> [INSTRUCTIONS FOR THE TASK]:
Skip the pictures and repeat each line of the data exactly.

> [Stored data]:
* Begin *

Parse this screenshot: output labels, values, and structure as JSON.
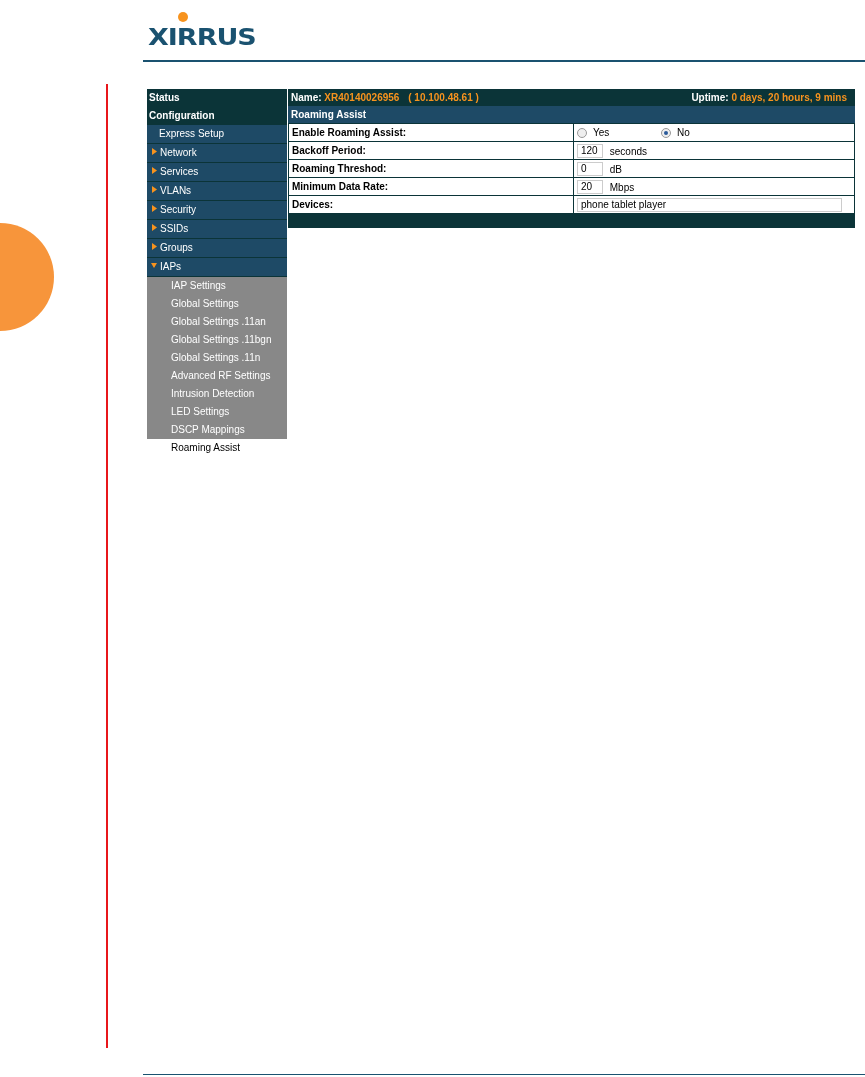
{
  "logo": {
    "text": "XIRRUS"
  },
  "sidebar": {
    "items": [
      {
        "label": "Status",
        "kind": "header",
        "selected": false
      },
      {
        "label": "Configuration",
        "kind": "header",
        "selected": false
      },
      {
        "label": "Express Setup",
        "kind": "link",
        "selected": false
      },
      {
        "label": "Network",
        "kind": "group",
        "expanded": false,
        "selected": false
      },
      {
        "label": "Services",
        "kind": "group",
        "expanded": false,
        "selected": false
      },
      {
        "label": "VLANs",
        "kind": "group",
        "expanded": false,
        "selected": false
      },
      {
        "label": "Security",
        "kind": "group",
        "expanded": false,
        "selected": false
      },
      {
        "label": "SSIDs",
        "kind": "group",
        "expanded": false,
        "selected": false
      },
      {
        "label": "Groups",
        "kind": "group",
        "expanded": false,
        "selected": false
      },
      {
        "label": "IAPs",
        "kind": "group",
        "expanded": true,
        "selected": false
      },
      {
        "label": "IAP Settings",
        "kind": "sub",
        "selected": false
      },
      {
        "label": "Global Settings",
        "kind": "sub",
        "selected": false
      },
      {
        "label": "Global Settings .11an",
        "kind": "sub",
        "selected": false
      },
      {
        "label": "Global Settings .11bgn",
        "kind": "sub",
        "selected": false
      },
      {
        "label": "Global Settings .11n",
        "kind": "sub",
        "selected": false
      },
      {
        "label": "Advanced RF Settings",
        "kind": "sub",
        "selected": false
      },
      {
        "label": "Intrusion Detection",
        "kind": "sub",
        "selected": false
      },
      {
        "label": "LED Settings",
        "kind": "sub",
        "selected": false
      },
      {
        "label": "DSCP Mappings",
        "kind": "sub",
        "selected": false
      },
      {
        "label": "Roaming Assist",
        "kind": "sub",
        "selected": true
      }
    ]
  },
  "panel": {
    "name_label": "Name:",
    "name_value": "XR40140026956",
    "ip": "( 10.100.48.61 )",
    "uptime_label": "Uptime:",
    "uptime_value": "0 days, 20 hours, 9 mins",
    "section_title": "Roaming Assist",
    "rows": [
      {
        "label": "Enable Roaming Assist:",
        "kind": "radio",
        "options": [
          {
            "label": "Yes",
            "selected": false
          },
          {
            "label": "No",
            "selected": true
          }
        ]
      },
      {
        "label": "Backoff Period:",
        "kind": "number",
        "value": "120",
        "unit": "seconds"
      },
      {
        "label": "Roaming Threshod:",
        "kind": "number",
        "value": "0",
        "unit": "dB"
      },
      {
        "label": "Minimum Data Rate:",
        "kind": "number",
        "value": "20",
        "unit": "Mbps"
      },
      {
        "label": "Devices:",
        "kind": "text",
        "value": "phone tablet player"
      }
    ]
  }
}
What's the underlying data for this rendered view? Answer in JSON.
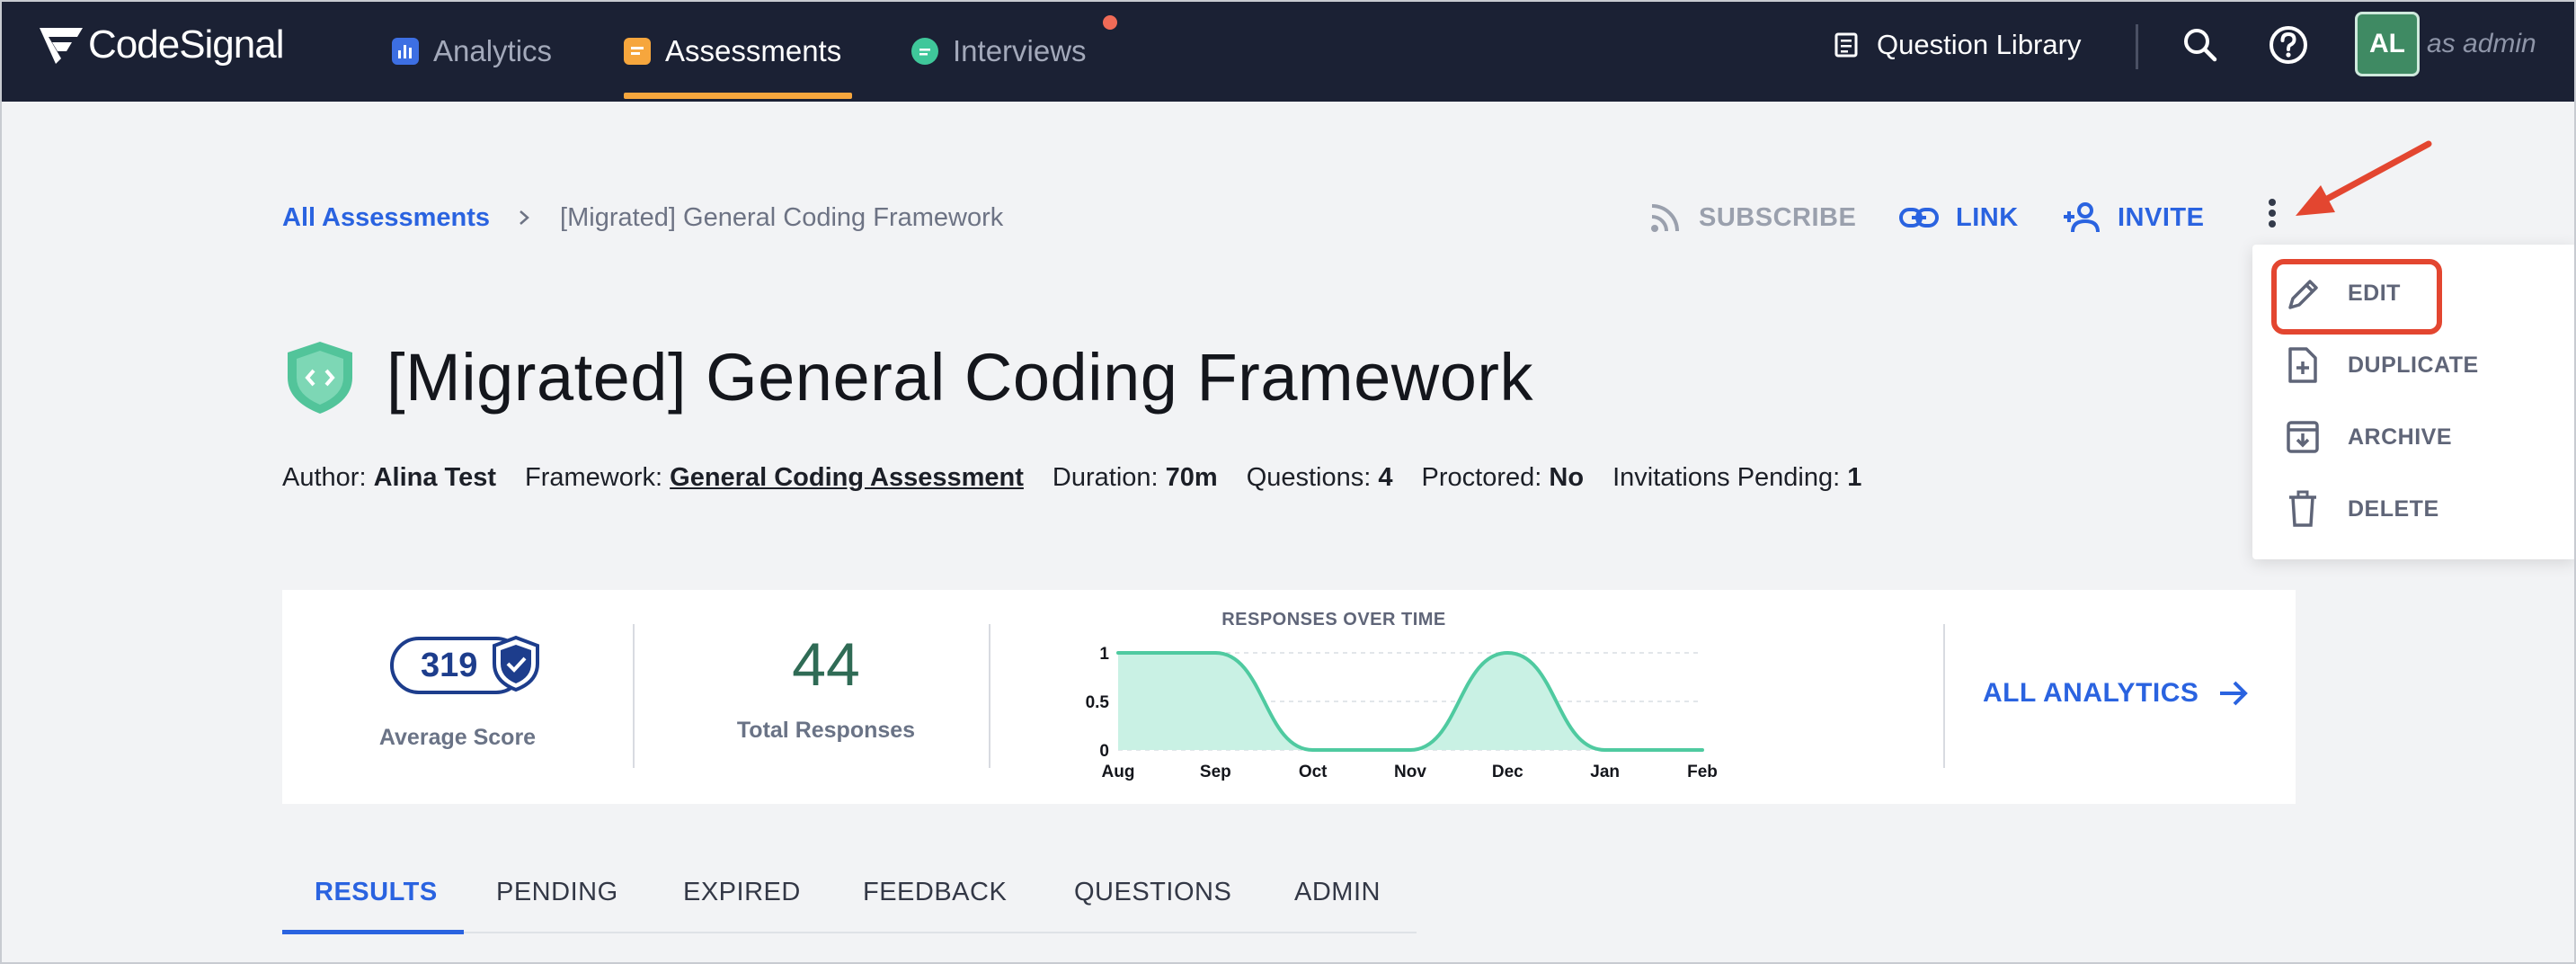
{
  "nav": {
    "logo_text": "CodeSignal",
    "items": [
      {
        "label": "Analytics",
        "icon": "bar-chart-icon",
        "active": false
      },
      {
        "label": "Assessments",
        "icon": "assessment-icon",
        "active": true
      },
      {
        "label": "Interviews",
        "icon": "chat-bubble-icon",
        "active": false
      }
    ],
    "question_library": "Question Library",
    "avatar_initials": "AL",
    "role_text": "as admin"
  },
  "breadcrumb": {
    "root": "All Assessments",
    "current": "[Migrated] General Coding Framework"
  },
  "actions": {
    "subscribe": "SUBSCRIBE",
    "link": "LINK",
    "invite": "INVITE"
  },
  "menu": {
    "items": [
      {
        "label": "EDIT",
        "icon": "pencil-icon"
      },
      {
        "label": "DUPLICATE",
        "icon": "file-plus-icon"
      },
      {
        "label": "ARCHIVE",
        "icon": "archive-icon"
      },
      {
        "label": "DELETE",
        "icon": "trash-icon"
      }
    ]
  },
  "assessment": {
    "title": "[Migrated] General Coding Framework",
    "meta": {
      "author_label": "Author:",
      "author": "Alina Test",
      "framework_label": "Framework:",
      "framework": "General Coding Assessment",
      "duration_label": "Duration:",
      "duration": "70m",
      "questions_label": "Questions:",
      "questions": "4",
      "proctored_label": "Proctored:",
      "proctored": "No",
      "pending_label": "Invitations Pending:",
      "pending": "1"
    }
  },
  "stats": {
    "average_score": "319",
    "average_score_label": "Average Score",
    "total_responses": "44",
    "total_responses_label": "Total Responses",
    "all_analytics": "ALL ANALYTICS"
  },
  "chart_data": {
    "type": "area",
    "title": "RESPONSES OVER TIME",
    "x": [
      "Aug",
      "Sep",
      "Oct",
      "Nov",
      "Dec",
      "Jan",
      "Feb"
    ],
    "values": [
      1,
      1,
      0,
      0,
      1,
      0,
      0
    ],
    "yticks": [
      "0",
      "0.5",
      "1"
    ],
    "ylim": [
      0,
      1
    ],
    "grid": true,
    "fill_color": "#c9f1e4",
    "line_color": "#4fcaa0"
  },
  "tabs": [
    {
      "label": "RESULTS",
      "active": true
    },
    {
      "label": "PENDING",
      "active": false
    },
    {
      "label": "EXPIRED",
      "active": false
    },
    {
      "label": "FEEDBACK",
      "active": false
    },
    {
      "label": "QUESTIONS",
      "active": false
    },
    {
      "label": "ADMIN",
      "active": false
    }
  ],
  "colors": {
    "nav_bg": "#1b2134",
    "accent_blue": "#2a63e0",
    "assessments_underline": "#f6a63d",
    "annotation_red": "#e34630",
    "avatar_green": "#3f8a63"
  }
}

* End *

> [RESULT OF THIS EXERCISE]:
Parse this screenshot: output labels, values, and structure as JSON.
{
  "logo": {
    "text": "XIRRUS"
  },
  "sidebar": {
    "items": [
      {
        "label": "Status",
        "kind": "header",
        "selected": false
      },
      {
        "label": "Configuration",
        "kind": "header",
        "selected": false
      },
      {
        "label": "Express Setup",
        "kind": "link",
        "selected": false
      },
      {
        "label": "Network",
        "kind": "group",
        "expanded": false,
        "selected": false
      },
      {
        "label": "Services",
        "kind": "group",
        "expanded": false,
        "selected": false
      },
      {
        "label": "VLANs",
        "kind": "group",
        "expanded": false,
        "selected": false
      },
      {
        "label": "Security",
        "kind": "group",
        "expanded": false,
        "selected": false
      },
      {
        "label": "SSIDs",
        "kind": "group",
        "expanded": false,
        "selected": false
      },
      {
        "label": "Groups",
        "kind": "group",
        "expanded": false,
        "selected": false
      },
      {
        "label": "IAPs",
        "kind": "group",
        "expanded": true,
        "selected": false
      },
      {
        "label": "IAP Settings",
        "kind": "sub",
        "selected": false
      },
      {
        "label": "Global Settings",
        "kind": "sub",
        "selected": false
      },
      {
        "label": "Global Settings .11an",
        "kind": "sub",
        "selected": false
      },
      {
        "label": "Global Settings .11bgn",
        "kind": "sub",
        "selected": false
      },
      {
        "label": "Global Settings .11n",
        "kind": "sub",
        "selected": false
      },
      {
        "label": "Advanced RF Settings",
        "kind": "sub",
        "selected": false
      },
      {
        "label": "Intrusion Detection",
        "kind": "sub",
        "selected": false
      },
      {
        "label": "LED Settings",
        "kind": "sub",
        "selected": false
      },
      {
        "label": "DSCP Mappings",
        "kind": "sub",
        "selected": false
      },
      {
        "label": "Roaming Assist",
        "kind": "sub",
        "selected": true
      }
    ]
  },
  "panel": {
    "name_label": "Name:",
    "name_value": "XR40140026956",
    "ip": "( 10.100.48.61 )",
    "uptime_label": "Uptime:",
    "uptime_value": "0 days, 20 hours, 9 mins",
    "section_title": "Roaming Assist",
    "rows": [
      {
        "label": "Enable Roaming Assist:",
        "kind": "radio",
        "options": [
          {
            "label": "Yes",
            "selected": false
          },
          {
            "label": "No",
            "selected": true
          }
        ]
      },
      {
        "label": "Backoff Period:",
        "kind": "number",
        "value": "120",
        "unit": "seconds"
      },
      {
        "label": "Roaming Threshod:",
        "kind": "number",
        "value": "0",
        "unit": "dB"
      },
      {
        "label": "Minimum Data Rate:",
        "kind": "number",
        "value": "20",
        "unit": "Mbps"
      },
      {
        "label": "Devices:",
        "kind": "text",
        "value": "phone tablet player"
      }
    ]
  }
}
What's the underlying data for this rendered view? Answer in JSON.
{
  "nav": {
    "logo_text": "CodeSignal",
    "items": [
      {
        "label": "Analytics",
        "icon": "bar-chart-icon",
        "active": false
      },
      {
        "label": "Assessments",
        "icon": "assessment-icon",
        "active": true
      },
      {
        "label": "Interviews",
        "icon": "chat-bubble-icon",
        "active": false
      }
    ],
    "question_library": "Question Library",
    "avatar_initials": "AL",
    "role_text": "as admin"
  },
  "breadcrumb": {
    "root": "All Assessments",
    "current": "[Migrated] General Coding Framework"
  },
  "actions": {
    "subscribe": "SUBSCRIBE",
    "link": "LINK",
    "invite": "INVITE"
  },
  "menu": {
    "items": [
      {
        "label": "EDIT",
        "icon": "pencil-icon"
      },
      {
        "label": "DUPLICATE",
        "icon": "file-plus-icon"
      },
      {
        "label": "ARCHIVE",
        "icon": "archive-icon"
      },
      {
        "label": "DELETE",
        "icon": "trash-icon"
      }
    ]
  },
  "assessment": {
    "title": "[Migrated] General Coding Framework",
    "meta": {
      "author_label": "Author:",
      "author": "Alina Test",
      "framework_label": "Framework:",
      "framework": "General Coding Assessment",
      "duration_label": "Duration:",
      "duration": "70m",
      "questions_label": "Questions:",
      "questions": "4",
      "proctored_label": "Proctored:",
      "proctored": "No",
      "pending_label": "Invitations Pending:",
      "pending": "1"
    }
  },
  "stats": {
    "average_score": "319",
    "average_score_label": "Average Score",
    "total_responses": "44",
    "total_responses_label": "Total Responses",
    "all_analytics": "ALL ANALYTICS"
  },
  "chart_data": {
    "type": "area",
    "title": "RESPONSES OVER TIME",
    "x": [
      "Aug",
      "Sep",
      "Oct",
      "Nov",
      "Dec",
      "Jan",
      "Feb"
    ],
    "values": [
      1,
      1,
      0,
      0,
      1,
      0,
      0
    ],
    "yticks": [
      "0",
      "0.5",
      "1"
    ],
    "ylim": [
      0,
      1
    ],
    "grid": true,
    "fill_color": "#c9f1e4",
    "line_color": "#4fcaa0"
  },
  "tabs": [
    {
      "label": "RESULTS",
      "active": true
    },
    {
      "label": "PENDING",
      "active": false
    },
    {
      "label": "EXPIRED",
      "active": false
    },
    {
      "label": "FEEDBACK",
      "active": false
    },
    {
      "label": "QUESTIONS",
      "active": false
    },
    {
      "label": "ADMIN",
      "active": false
    }
  ],
  "colors": {
    "nav_bg": "#1b2134",
    "accent_blue": "#2a63e0",
    "assessments_underline": "#f6a63d",
    "annotation_red": "#e34630",
    "avatar_green": "#3f8a63"
  }
}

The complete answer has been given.